#### Task material
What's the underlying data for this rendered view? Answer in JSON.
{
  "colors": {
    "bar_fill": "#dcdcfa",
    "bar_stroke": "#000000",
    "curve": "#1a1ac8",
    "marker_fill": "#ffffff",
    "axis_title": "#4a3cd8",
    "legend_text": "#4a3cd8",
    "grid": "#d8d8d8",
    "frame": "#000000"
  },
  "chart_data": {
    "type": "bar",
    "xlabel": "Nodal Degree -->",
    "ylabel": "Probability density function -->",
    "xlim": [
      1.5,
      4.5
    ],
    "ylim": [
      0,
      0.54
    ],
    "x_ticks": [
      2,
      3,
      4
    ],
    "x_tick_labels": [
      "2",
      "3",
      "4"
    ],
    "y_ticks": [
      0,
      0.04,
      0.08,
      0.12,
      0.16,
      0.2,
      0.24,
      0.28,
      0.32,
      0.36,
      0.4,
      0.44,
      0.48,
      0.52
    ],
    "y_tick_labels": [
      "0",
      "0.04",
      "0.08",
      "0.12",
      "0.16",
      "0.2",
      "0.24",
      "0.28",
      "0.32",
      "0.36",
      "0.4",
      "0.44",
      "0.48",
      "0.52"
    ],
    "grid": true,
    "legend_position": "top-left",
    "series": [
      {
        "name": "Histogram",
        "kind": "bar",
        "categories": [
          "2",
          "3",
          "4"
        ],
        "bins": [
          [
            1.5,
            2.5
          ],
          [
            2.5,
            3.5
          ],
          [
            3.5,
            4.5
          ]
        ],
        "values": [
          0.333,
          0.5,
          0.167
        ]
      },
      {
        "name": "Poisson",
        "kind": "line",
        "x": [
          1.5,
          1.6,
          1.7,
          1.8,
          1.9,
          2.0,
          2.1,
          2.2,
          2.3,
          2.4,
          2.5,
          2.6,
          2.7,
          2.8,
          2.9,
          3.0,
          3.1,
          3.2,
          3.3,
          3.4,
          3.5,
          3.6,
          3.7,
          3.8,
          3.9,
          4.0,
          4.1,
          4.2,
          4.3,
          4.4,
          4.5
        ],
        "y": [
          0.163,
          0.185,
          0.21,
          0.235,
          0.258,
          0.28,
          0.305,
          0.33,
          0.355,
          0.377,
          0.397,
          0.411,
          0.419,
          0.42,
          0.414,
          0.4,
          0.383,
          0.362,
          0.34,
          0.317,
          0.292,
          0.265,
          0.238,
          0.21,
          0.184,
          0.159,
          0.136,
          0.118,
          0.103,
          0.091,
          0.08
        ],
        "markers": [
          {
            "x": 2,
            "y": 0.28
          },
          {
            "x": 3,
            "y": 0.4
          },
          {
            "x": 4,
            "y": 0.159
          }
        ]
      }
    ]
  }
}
########
__Exercise__:
Extract each entry in full and write it down exactly.

__Answer to this exercise__:
What's the underlying data for this rendered view? Answer in JSON.
{
  "colors": {
    "bar_fill": "#dcdcfa",
    "bar_stroke": "#000000",
    "curve": "#1a1ac8",
    "marker_fill": "#ffffff",
    "axis_title": "#4a3cd8",
    "legend_text": "#4a3cd8",
    "grid": "#d8d8d8",
    "frame": "#000000"
  },
  "chart_data": {
    "type": "bar",
    "xlabel": "Nodal Degree -->",
    "ylabel": "Probability density function -->",
    "xlim": [
      1.5,
      4.5
    ],
    "ylim": [
      0,
      0.54
    ],
    "x_ticks": [
      2,
      3,
      4
    ],
    "x_tick_labels": [
      "2",
      "3",
      "4"
    ],
    "y_ticks": [
      0,
      0.04,
      0.08,
      0.12,
      0.16,
      0.2,
      0.24,
      0.28,
      0.32,
      0.36,
      0.4,
      0.44,
      0.48,
      0.52
    ],
    "y_tick_labels": [
      "0",
      "0.04",
      "0.08",
      "0.12",
      "0.16",
      "0.2",
      "0.24",
      "0.28",
      "0.32",
      "0.36",
      "0.4",
      "0.44",
      "0.48",
      "0.52"
    ],
    "grid": true,
    "legend_position": "top-left",
    "series": [
      {
        "name": "Histogram",
        "kind": "bar",
        "categories": [
          "2",
          "3",
          "4"
        ],
        "bins": [
          [
            1.5,
            2.5
          ],
          [
            2.5,
            3.5
          ],
          [
            3.5,
            4.5
          ]
        ],
        "values": [
          0.333,
          0.5,
          0.167
        ]
      },
      {
        "name": "Poisson",
        "kind": "line",
        "x": [
          1.5,
          1.6,
          1.7,
          1.8,
          1.9,
          2.0,
          2.1,
          2.2,
          2.3,
          2.4,
          2.5,
          2.6,
          2.7,
          2.8,
          2.9,
          3.0,
          3.1,
          3.2,
          3.3,
          3.4,
          3.5,
          3.6,
          3.7,
          3.8,
          3.9,
          4.0,
          4.1,
          4.2,
          4.3,
          4.4,
          4.5
        ],
        "y": [
          0.163,
          0.185,
          0.21,
          0.235,
          0.258,
          0.28,
          0.305,
          0.33,
          0.355,
          0.377,
          0.397,
          0.411,
          0.419,
          0.42,
          0.414,
          0.4,
          0.383,
          0.362,
          0.34,
          0.317,
          0.292,
          0.265,
          0.238,
          0.21,
          0.184,
          0.159,
          0.136,
          0.118,
          0.103,
          0.091,
          0.08
        ],
        "markers": [
          {
            "x": 2,
            "y": 0.28
          },
          {
            "x": 3,
            "y": 0.4
          },
          {
            "x": 4,
            "y": 0.159
          }
        ]
      }
    ]
  }
}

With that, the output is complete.